» Problem details: Determine the number of lines that have the string "fold" in them, and give only that number.

» Material for this exercise:
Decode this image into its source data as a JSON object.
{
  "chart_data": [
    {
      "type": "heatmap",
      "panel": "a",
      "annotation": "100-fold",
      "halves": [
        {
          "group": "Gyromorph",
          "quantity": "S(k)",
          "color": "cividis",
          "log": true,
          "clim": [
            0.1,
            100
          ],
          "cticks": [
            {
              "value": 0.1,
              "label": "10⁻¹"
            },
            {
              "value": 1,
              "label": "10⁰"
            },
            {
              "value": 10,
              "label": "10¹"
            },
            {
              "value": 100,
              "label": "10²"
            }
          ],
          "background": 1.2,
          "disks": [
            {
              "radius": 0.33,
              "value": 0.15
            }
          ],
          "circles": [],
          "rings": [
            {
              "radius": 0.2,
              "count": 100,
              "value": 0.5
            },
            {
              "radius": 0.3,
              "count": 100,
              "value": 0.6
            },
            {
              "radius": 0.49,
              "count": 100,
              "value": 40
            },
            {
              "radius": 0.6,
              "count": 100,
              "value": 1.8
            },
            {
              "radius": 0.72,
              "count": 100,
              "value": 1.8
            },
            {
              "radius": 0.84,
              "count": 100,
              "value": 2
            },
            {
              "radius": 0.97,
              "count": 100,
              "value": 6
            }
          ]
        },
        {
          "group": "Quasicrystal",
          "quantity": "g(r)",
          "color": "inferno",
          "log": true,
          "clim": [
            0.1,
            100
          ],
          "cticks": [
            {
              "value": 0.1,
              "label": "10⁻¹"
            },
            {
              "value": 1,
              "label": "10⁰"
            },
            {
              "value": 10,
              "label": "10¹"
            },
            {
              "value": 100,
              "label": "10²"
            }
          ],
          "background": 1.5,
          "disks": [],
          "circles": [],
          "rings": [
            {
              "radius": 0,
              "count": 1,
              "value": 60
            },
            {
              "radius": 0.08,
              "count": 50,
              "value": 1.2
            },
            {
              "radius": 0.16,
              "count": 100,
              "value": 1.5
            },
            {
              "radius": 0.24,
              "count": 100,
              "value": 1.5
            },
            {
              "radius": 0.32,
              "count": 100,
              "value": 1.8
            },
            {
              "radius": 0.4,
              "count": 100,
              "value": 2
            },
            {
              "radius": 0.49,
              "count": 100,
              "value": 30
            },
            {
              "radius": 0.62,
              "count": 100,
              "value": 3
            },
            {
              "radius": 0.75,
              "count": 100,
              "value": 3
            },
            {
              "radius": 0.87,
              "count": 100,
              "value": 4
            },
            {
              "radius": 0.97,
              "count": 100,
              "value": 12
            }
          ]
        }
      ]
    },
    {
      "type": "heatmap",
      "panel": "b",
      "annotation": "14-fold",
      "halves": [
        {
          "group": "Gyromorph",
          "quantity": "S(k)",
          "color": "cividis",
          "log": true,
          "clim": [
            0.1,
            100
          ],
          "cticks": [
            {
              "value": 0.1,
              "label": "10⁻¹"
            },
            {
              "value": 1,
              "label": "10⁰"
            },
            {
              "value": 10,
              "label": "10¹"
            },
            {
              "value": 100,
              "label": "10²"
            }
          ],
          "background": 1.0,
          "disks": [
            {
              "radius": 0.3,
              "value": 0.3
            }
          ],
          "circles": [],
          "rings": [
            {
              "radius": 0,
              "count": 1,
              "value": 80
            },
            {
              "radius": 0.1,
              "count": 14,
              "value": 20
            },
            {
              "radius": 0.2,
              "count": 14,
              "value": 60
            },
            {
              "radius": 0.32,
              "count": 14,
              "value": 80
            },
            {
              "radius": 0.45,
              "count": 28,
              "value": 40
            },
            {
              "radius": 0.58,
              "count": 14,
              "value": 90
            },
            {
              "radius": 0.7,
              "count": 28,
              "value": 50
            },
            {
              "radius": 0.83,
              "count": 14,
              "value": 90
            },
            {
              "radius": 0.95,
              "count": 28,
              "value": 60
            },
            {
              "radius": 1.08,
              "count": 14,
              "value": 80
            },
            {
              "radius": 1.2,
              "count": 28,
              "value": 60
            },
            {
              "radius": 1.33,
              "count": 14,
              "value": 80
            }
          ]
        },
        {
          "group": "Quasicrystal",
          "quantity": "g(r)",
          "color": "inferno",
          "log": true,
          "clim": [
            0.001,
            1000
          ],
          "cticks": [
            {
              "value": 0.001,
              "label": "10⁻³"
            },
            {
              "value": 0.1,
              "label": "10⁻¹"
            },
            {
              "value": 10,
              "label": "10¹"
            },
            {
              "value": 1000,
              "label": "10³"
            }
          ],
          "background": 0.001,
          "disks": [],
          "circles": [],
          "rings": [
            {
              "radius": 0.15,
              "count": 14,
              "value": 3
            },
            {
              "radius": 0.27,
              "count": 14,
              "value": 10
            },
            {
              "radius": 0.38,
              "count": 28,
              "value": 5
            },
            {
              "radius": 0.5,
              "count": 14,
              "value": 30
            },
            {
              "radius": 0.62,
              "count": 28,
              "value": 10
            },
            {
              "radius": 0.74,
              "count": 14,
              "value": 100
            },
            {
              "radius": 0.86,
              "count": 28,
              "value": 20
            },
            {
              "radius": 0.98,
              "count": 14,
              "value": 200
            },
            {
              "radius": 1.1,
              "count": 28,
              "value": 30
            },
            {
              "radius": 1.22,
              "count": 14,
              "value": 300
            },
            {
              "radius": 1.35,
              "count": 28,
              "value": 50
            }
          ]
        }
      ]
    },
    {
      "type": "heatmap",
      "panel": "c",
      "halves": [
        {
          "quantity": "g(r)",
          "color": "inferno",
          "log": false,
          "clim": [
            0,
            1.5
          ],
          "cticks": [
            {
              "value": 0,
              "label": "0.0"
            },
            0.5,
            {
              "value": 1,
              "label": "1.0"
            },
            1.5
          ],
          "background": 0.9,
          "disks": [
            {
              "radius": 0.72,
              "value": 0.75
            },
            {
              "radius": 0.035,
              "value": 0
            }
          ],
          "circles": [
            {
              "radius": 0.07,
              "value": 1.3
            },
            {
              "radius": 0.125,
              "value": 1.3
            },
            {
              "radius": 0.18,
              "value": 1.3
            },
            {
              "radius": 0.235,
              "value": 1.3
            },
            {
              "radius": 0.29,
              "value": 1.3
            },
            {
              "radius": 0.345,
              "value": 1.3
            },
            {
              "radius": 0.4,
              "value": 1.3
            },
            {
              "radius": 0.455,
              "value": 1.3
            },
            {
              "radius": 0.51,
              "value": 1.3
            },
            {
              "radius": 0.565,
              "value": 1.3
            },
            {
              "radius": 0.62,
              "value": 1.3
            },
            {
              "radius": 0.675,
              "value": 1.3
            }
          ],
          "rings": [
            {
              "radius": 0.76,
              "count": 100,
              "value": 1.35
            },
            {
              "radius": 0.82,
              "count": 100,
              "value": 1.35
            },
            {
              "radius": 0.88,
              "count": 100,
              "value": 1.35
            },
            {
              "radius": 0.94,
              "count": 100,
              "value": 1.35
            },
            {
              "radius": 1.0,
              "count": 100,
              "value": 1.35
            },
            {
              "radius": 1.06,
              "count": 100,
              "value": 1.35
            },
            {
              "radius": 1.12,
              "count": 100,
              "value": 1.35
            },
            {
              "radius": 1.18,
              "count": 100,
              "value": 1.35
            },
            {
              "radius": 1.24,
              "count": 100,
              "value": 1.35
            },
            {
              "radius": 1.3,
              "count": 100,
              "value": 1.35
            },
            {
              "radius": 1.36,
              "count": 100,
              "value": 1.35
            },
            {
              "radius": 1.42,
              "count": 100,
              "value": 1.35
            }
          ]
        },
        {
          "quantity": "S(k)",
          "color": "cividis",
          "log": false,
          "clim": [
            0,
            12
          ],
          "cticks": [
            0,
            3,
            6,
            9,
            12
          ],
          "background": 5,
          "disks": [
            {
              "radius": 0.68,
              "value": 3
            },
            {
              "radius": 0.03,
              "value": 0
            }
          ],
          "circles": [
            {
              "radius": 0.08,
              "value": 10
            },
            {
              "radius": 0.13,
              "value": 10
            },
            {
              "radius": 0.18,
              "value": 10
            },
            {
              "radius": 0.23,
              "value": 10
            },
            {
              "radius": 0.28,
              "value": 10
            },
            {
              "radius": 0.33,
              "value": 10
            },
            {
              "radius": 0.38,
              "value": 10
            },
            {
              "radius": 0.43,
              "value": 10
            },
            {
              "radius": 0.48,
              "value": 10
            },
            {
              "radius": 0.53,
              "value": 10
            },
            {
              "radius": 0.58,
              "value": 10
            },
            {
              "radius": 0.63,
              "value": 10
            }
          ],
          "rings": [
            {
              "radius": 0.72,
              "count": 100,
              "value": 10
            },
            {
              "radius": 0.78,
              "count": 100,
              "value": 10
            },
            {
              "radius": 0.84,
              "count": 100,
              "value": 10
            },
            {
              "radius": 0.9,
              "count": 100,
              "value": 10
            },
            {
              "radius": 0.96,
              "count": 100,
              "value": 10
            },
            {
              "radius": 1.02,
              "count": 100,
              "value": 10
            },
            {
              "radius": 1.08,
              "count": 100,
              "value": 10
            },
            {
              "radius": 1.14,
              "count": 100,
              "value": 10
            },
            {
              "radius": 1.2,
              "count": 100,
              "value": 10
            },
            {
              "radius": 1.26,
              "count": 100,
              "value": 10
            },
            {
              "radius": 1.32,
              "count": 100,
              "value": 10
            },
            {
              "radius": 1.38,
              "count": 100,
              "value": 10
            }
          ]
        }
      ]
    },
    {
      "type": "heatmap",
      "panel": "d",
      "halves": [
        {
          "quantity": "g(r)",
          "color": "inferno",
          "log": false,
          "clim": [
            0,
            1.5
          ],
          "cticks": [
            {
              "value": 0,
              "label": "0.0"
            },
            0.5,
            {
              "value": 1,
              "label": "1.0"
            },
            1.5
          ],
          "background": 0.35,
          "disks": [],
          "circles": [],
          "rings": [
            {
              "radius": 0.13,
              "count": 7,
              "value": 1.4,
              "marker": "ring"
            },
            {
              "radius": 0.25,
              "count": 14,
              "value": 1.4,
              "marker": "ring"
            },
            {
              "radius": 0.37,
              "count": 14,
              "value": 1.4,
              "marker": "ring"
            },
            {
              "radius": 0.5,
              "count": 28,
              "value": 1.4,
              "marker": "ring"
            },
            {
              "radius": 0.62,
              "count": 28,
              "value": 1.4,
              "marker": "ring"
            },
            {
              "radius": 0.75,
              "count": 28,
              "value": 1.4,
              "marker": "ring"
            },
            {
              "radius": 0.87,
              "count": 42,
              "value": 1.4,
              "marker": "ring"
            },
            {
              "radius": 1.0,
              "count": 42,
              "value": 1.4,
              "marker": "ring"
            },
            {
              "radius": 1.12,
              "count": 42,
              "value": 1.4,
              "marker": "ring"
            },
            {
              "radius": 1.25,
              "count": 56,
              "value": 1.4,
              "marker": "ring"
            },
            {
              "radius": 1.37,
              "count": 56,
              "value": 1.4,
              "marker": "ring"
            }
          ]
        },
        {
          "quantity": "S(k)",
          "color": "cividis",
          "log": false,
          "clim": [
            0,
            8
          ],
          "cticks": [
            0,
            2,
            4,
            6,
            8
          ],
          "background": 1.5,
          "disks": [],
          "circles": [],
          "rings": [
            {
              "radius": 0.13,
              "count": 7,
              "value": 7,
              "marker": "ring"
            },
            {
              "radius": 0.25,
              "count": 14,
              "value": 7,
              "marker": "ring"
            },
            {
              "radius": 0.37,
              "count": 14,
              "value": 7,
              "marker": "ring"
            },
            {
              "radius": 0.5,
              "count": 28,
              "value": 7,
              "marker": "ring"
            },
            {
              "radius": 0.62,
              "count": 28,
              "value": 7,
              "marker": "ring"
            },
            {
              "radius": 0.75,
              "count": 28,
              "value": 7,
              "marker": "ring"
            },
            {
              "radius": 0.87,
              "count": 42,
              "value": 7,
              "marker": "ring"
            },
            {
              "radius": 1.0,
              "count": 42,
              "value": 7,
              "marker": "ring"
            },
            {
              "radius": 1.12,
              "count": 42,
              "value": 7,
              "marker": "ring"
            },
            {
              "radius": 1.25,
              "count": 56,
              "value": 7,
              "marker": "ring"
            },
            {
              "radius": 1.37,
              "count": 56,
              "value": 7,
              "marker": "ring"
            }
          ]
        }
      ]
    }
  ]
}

» Task answer: 2